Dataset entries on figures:
((

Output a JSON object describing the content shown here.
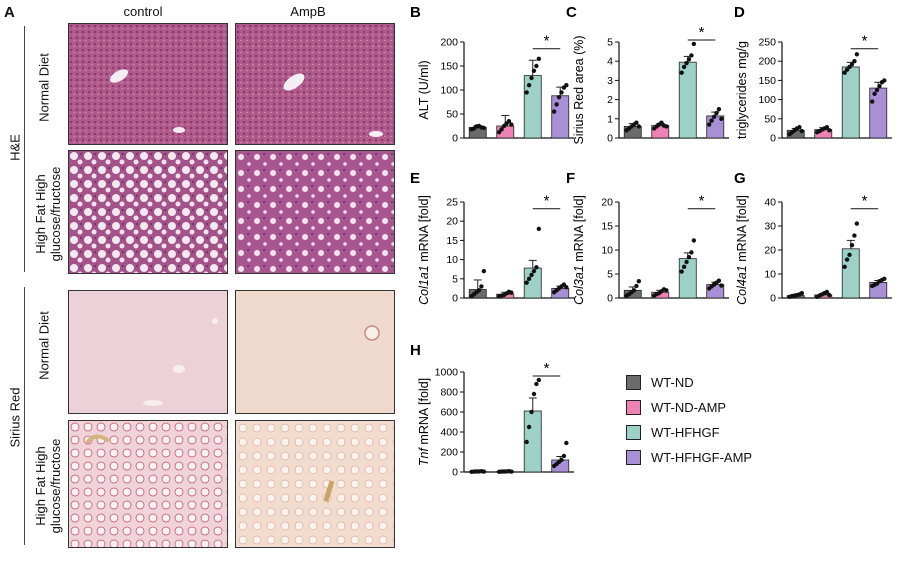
{
  "figure": {
    "panel_a": {
      "letter": "A",
      "columns": [
        "control",
        "AmpB"
      ],
      "stains": [
        "H&E",
        "Sirius Red"
      ],
      "diet_normal": "Normal Diet",
      "diet_hfhg_line1": "High Fat High",
      "diet_hfhg_line2": "glucose/fructose"
    },
    "legend": [
      {
        "name": "WT-ND",
        "color": "#6b6b6b"
      },
      {
        "name": "WT-ND-AMP",
        "color": "#ee82b4"
      },
      {
        "name": "WT-HFHGF",
        "color": "#9dd1c8"
      },
      {
        "name": "WT-HFHGF-AMP",
        "color": "#a98fd6"
      }
    ],
    "significance_mark": "*"
  },
  "chart_data": [
    {
      "id": "B",
      "type": "bar",
      "ylabel": "ALT (U/ml)",
      "ylabel_italic": "",
      "ylim": [
        0,
        200
      ],
      "yticks": [
        0,
        50,
        100,
        150,
        200
      ],
      "categories": [
        "WT-ND",
        "WT-ND-AMP",
        "WT-HFHGF",
        "WT-HFHGF-AMP"
      ],
      "values": [
        22,
        25,
        130,
        88
      ],
      "errors": [
        4,
        22,
        32,
        18
      ],
      "points": [
        [
          18,
          20,
          24,
          25,
          22,
          21
        ],
        [
          12,
          18,
          25,
          30,
          35,
          28
        ],
        [
          95,
          110,
          125,
          140,
          150,
          165
        ],
        [
          55,
          70,
          85,
          95,
          105,
          110
        ]
      ],
      "sig": [
        2,
        3
      ]
    },
    {
      "id": "C",
      "type": "bar",
      "ylabel": "Sirius Red area (%)",
      "ylabel_italic": "",
      "ylim": [
        0,
        5
      ],
      "yticks": [
        0,
        1,
        2,
        3,
        4,
        5
      ],
      "categories": [
        "WT-ND",
        "WT-ND-AMP",
        "WT-HFHGF",
        "WT-HFHGF-AMP"
      ],
      "values": [
        0.6,
        0.65,
        3.95,
        1.15
      ],
      "errors": [
        0.15,
        0.1,
        0.3,
        0.2
      ],
      "points": [
        [
          0.4,
          0.5,
          0.6,
          0.7,
          0.8,
          0.6
        ],
        [
          0.5,
          0.6,
          0.7,
          0.8,
          0.65,
          0.6
        ],
        [
          3.4,
          3.7,
          3.9,
          4.1,
          4.3,
          4.9
        ],
        [
          0.7,
          0.9,
          1.1,
          1.3,
          1.5,
          1.0
        ]
      ],
      "sig": [
        2,
        3
      ]
    },
    {
      "id": "D",
      "type": "bar",
      "ylabel": "triglycerides mg/g",
      "ylabel_italic": "",
      "ylim": [
        0,
        250
      ],
      "yticks": [
        0,
        50,
        100,
        150,
        200,
        250
      ],
      "categories": [
        "WT-ND",
        "WT-ND-AMP",
        "WT-HFHGF",
        "WT-HFHGF-AMP"
      ],
      "values": [
        20,
        22,
        185,
        130
      ],
      "errors": [
        5,
        5,
        12,
        15
      ],
      "points": [
        [
          10,
          15,
          20,
          25,
          28,
          18
        ],
        [
          15,
          18,
          22,
          25,
          28,
          20
        ],
        [
          170,
          178,
          185,
          192,
          200,
          218
        ],
        [
          95,
          115,
          125,
          135,
          145,
          150
        ]
      ],
      "sig": [
        2,
        3
      ]
    },
    {
      "id": "E",
      "type": "bar",
      "ylabel": " mRNA [fold]",
      "ylabel_italic": "Col1a1",
      "ylim": [
        0,
        25
      ],
      "yticks": [
        0,
        5,
        10,
        15,
        20,
        25
      ],
      "categories": [
        "WT-ND",
        "WT-ND-AMP",
        "WT-HFHGF",
        "WT-HFHGF-AMP"
      ],
      "values": [
        2.2,
        1.0,
        7.8,
        2.5
      ],
      "errors": [
        2.5,
        0.5,
        2.0,
        0.6
      ],
      "points": [
        [
          0.5,
          1,
          1.5,
          2,
          3,
          7
        ],
        [
          0.4,
          0.6,
          0.8,
          1.2,
          1.6,
          1.4
        ],
        [
          4,
          5,
          6,
          7,
          8,
          18
        ],
        [
          1.5,
          2,
          2.5,
          3,
          3.5,
          2.8
        ]
      ],
      "sig": [
        2,
        3
      ]
    },
    {
      "id": "F",
      "type": "bar",
      "ylabel": " mRNA [fold]",
      "ylabel_italic": "Col3a1",
      "ylim": [
        0,
        20
      ],
      "yticks": [
        0,
        5,
        10,
        15,
        20
      ],
      "categories": [
        "WT-ND",
        "WT-ND-AMP",
        "WT-HFHGF",
        "WT-HFHGF-AMP"
      ],
      "values": [
        1.6,
        1.2,
        8.2,
        2.8
      ],
      "errors": [
        0.7,
        0.4,
        1.2,
        0.5
      ],
      "points": [
        [
          0.5,
          0.8,
          1.2,
          1.6,
          2.5,
          3.5
        ],
        [
          0.5,
          0.8,
          1.0,
          1.4,
          1.8,
          1.6
        ],
        [
          5.5,
          6.5,
          7.5,
          8.5,
          9.5,
          12
        ],
        [
          2,
          2.4,
          2.8,
          3.2,
          3.6,
          2.6
        ]
      ],
      "sig": [
        2,
        3
      ]
    },
    {
      "id": "G",
      "type": "bar",
      "ylabel": " mRNA [fold]",
      "ylabel_italic": "Col4a1",
      "ylim": [
        0,
        40
      ],
      "yticks": [
        0,
        10,
        20,
        30,
        40
      ],
      "categories": [
        "WT-ND",
        "WT-ND-AMP",
        "WT-HFHGF",
        "WT-HFHGF-AMP"
      ],
      "values": [
        1.0,
        1.3,
        20.5,
        6.5
      ],
      "errors": [
        0.4,
        0.5,
        3.5,
        0.8
      ],
      "points": [
        [
          0.5,
          0.8,
          1,
          1.2,
          1.5,
          2
        ],
        [
          0.5,
          1,
          1.5,
          2,
          2.5,
          1.2
        ],
        [
          13,
          16,
          18,
          22,
          26,
          31
        ],
        [
          5,
          5.5,
          6,
          7,
          7.5,
          8
        ]
      ],
      "sig": [
        2,
        3
      ]
    },
    {
      "id": "H",
      "type": "bar",
      "ylabel": " mRNA [fold]",
      "ylabel_italic": "Tnf",
      "ylim": [
        0,
        1000
      ],
      "yticks": [
        0,
        200,
        400,
        600,
        800,
        1000
      ],
      "categories": [
        "WT-ND",
        "WT-ND-AMP",
        "WT-HFHGF",
        "WT-HFHGF-AMP"
      ],
      "values": [
        5,
        5,
        610,
        120
      ],
      "errors": [
        3,
        3,
        130,
        35
      ],
      "points": [
        [
          2,
          4,
          5,
          6,
          8,
          4
        ],
        [
          2,
          4,
          5,
          6,
          8,
          4
        ],
        [
          300,
          450,
          600,
          780,
          880,
          920
        ],
        [
          60,
          80,
          100,
          120,
          160,
          290
        ]
      ],
      "sig": [
        2,
        3
      ]
    }
  ]
}
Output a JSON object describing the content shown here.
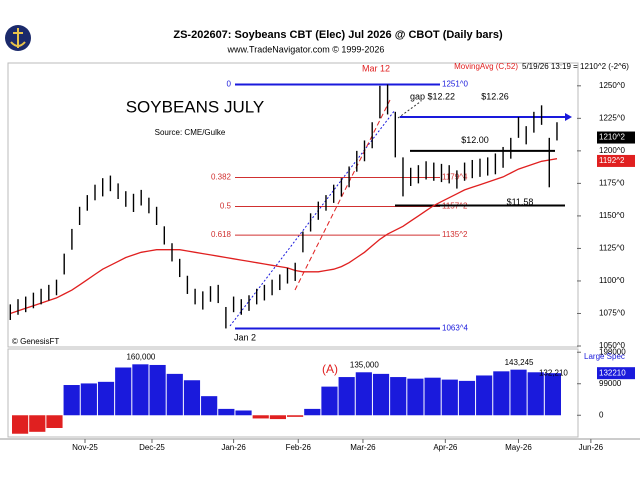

))

Task objective:
Excluding images, return all of the records above word for word.

Exercise solution:
Output a JSON object describing the content shown here.
{
  "figure": {
    "panel_a": {
      "letter": "A",
      "columns": [
        "control",
        "AmpB"
      ],
      "stains": [
        "H&E",
        "Sirius Red"
      ],
      "diet_normal": "Normal Diet",
      "diet_hfhg_line1": "High Fat High",
      "diet_hfhg_line2": "glucose/fructose"
    },
    "legend": [
      {
        "name": "WT-ND",
        "color": "#6b6b6b"
      },
      {
        "name": "WT-ND-AMP",
        "color": "#ee82b4"
      },
      {
        "name": "WT-HFHGF",
        "color": "#9dd1c8"
      },
      {
        "name": "WT-HFHGF-AMP",
        "color": "#a98fd6"
      }
    ],
    "significance_mark": "*"
  },
  "chart_data": [
    {
      "id": "B",
      "type": "bar",
      "ylabel": "ALT (U/ml)",
      "ylabel_italic": "",
      "ylim": [
        0,
        200
      ],
      "yticks": [
        0,
        50,
        100,
        150,
        200
      ],
      "categories": [
        "WT-ND",
        "WT-ND-AMP",
        "WT-HFHGF",
        "WT-HFHGF-AMP"
      ],
      "values": [
        22,
        25,
        130,
        88
      ],
      "errors": [
        4,
        22,
        32,
        18
      ],
      "points": [
        [
          18,
          20,
          24,
          25,
          22,
          21
        ],
        [
          12,
          18,
          25,
          30,
          35,
          28
        ],
        [
          95,
          110,
          125,
          140,
          150,
          165
        ],
        [
          55,
          70,
          85,
          95,
          105,
          110
        ]
      ],
      "sig": [
        2,
        3
      ]
    },
    {
      "id": "C",
      "type": "bar",
      "ylabel": "Sirius Red area (%)",
      "ylabel_italic": "",
      "ylim": [
        0,
        5
      ],
      "yticks": [
        0,
        1,
        2,
        3,
        4,
        5
      ],
      "categories": [
        "WT-ND",
        "WT-ND-AMP",
        "WT-HFHGF",
        "WT-HFHGF-AMP"
      ],
      "values": [
        0.6,
        0.65,
        3.95,
        1.15
      ],
      "errors": [
        0.15,
        0.1,
        0.3,
        0.2
      ],
      "points": [
        [
          0.4,
          0.5,
          0.6,
          0.7,
          0.8,
          0.6
        ],
        [
          0.5,
          0.6,
          0.7,
          0.8,
          0.65,
          0.6
        ],
        [
          3.4,
          3.7,
          3.9,
          4.1,
          4.3,
          4.9
        ],
        [
          0.7,
          0.9,
          1.1,
          1.3,
          1.5,
          1.0
        ]
      ],
      "sig": [
        2,
        3
      ]
    },
    {
      "id": "D",
      "type": "bar",
      "ylabel": "triglycerides mg/g",
      "ylabel_italic": "",
      "ylim": [
        0,
        250
      ],
      "yticks": [
        0,
        50,
        100,
        150,
        200,
        250
      ],
      "categories": [
        "WT-ND",
        "WT-ND-AMP",
        "WT-HFHGF",
        "WT-HFHGF-AMP"
      ],
      "values": [
        20,
        22,
        185,
        130
      ],
      "errors": [
        5,
        5,
        12,
        15
      ],
      "points": [
        [
          10,
          15,
          20,
          25,
          28,
          18
        ],
        [
          15,
          18,
          22,
          25,
          28,
          20
        ],
        [
          170,
          178,
          185,
          192,
          200,
          218
        ],
        [
          95,
          115,
          125,
          135,
          145,
          150
        ]
      ],
      "sig": [
        2,
        3
      ]
    },
    {
      "id": "E",
      "type": "bar",
      "ylabel": " mRNA [fold]",
      "ylabel_italic": "Col1a1",
      "ylim": [
        0,
        25
      ],
      "yticks": [
        0,
        5,
        10,
        15,
        20,
        25
      ],
      "categories": [
        "WT-ND",
        "WT-ND-AMP",
        "WT-HFHGF",
        "WT-HFHGF-AMP"
      ],
      "values": [
        2.2,
        1.0,
        7.8,
        2.5
      ],
      "errors": [
        2.5,
        0.5,
        2.0,
        0.6
      ],
      "points": [
        [
          0.5,
          1,
          1.5,
          2,
          3,
          7
        ],
        [
          0.4,
          0.6,
          0.8,
          1.2,
          1.6,
          1.4
        ],
        [
          4,
          5,
          6,
          7,
          8,
          18
        ],
        [
          1.5,
          2,
          2.5,
          3,
          3.5,
          2.8
        ]
      ],
      "sig": [
        2,
        3
      ]
    },
    {
      "id": "F",
      "type": "bar",
      "ylabel": " mRNA [fold]",
      "ylabel_italic": "Col3a1",
      "ylim": [
        0,
        20
      ],
      "yticks": [
        0,
        5,
        10,
        15,
        20
      ],
      "categories": [
        "WT-ND",
        "WT-ND-AMP",
        "WT-HFHGF",
        "WT-HFHGF-AMP"
      ],
      "values": [
        1.6,
        1.2,
        8.2,
        2.8
      ],
      "errors": [
        0.7,
        0.4,
        1.2,
        0.5
      ],
      "points": [
        [
          0.5,
          0.8,
          1.2,
          1.6,
          2.5,
          3.5
        ],
        [
          0.5,
          0.8,
          1.0,
          1.4,
          1.8,
          1.6
        ],
        [
          5.5,
          6.5,
          7.5,
          8.5,
          9.5,
          12
        ],
        [
          2,
          2.4,
          2.8,
          3.2,
          3.6,
          2.6
        ]
      ],
      "sig": [
        2,
        3
      ]
    },
    {
      "id": "G",
      "type": "bar",
      "ylabel": " mRNA [fold]",
      "ylabel_italic": "Col4a1",
      "ylim": [
        0,
        40
      ],
      "yticks": [
        0,
        10,
        20,
        30,
        40
      ],
      "categories": [
        "WT-ND",
        "WT-ND-AMP",
        "WT-HFHGF",
        "WT-HFHGF-AMP"
      ],
      "values": [
        1.0,
        1.3,
        20.5,
        6.5
      ],
      "errors": [
        0.4,
        0.5,
        3.5,
        0.8
      ],
      "points": [
        [
          0.5,
          0.8,
          1,
          1.2,
          1.5,
          2
        ],
        [
          0.5,
          1,
          1.5,
          2,
          2.5,
          1.2
        ],
        [
          13,
          16,
          18,
          22,
          26,
          31
        ],
        [
          5,
          5.5,
          6,
          7,
          7.5,
          8
        ]
      ],
      "sig": [
        2,
        3
      ]
    },
    {
      "id": "H",
      "type": "bar",
      "ylabel": " mRNA [fold]",
      "ylabel_italic": "Tnf",
      "ylim": [
        0,
        1000
      ],
      "yticks": [
        0,
        200,
        400,
        600,
        800,
        1000
      ],
      "categories": [
        "WT-ND",
        "WT-ND-AMP",
        "WT-HFHGF",
        "WT-HFHGF-AMP"
      ],
      "values": [
        5,
        5,
        610,
        120
      ],
      "errors": [
        3,
        3,
        130,
        35
      ],
      "points": [
        [
          2,
          4,
          5,
          6,
          8,
          4
        ],
        [
          2,
          4,
          5,
          6,
          8,
          4
        ],
        [
          300,
          450,
          600,
          780,
          880,
          920
        ],
        [
          60,
          80,
          100,
          120,
          160,
          290
        ]
      ],
      "sig": [
        2,
        3
      ]
    }
  ]
}
Output a JSON object describing the content shown here.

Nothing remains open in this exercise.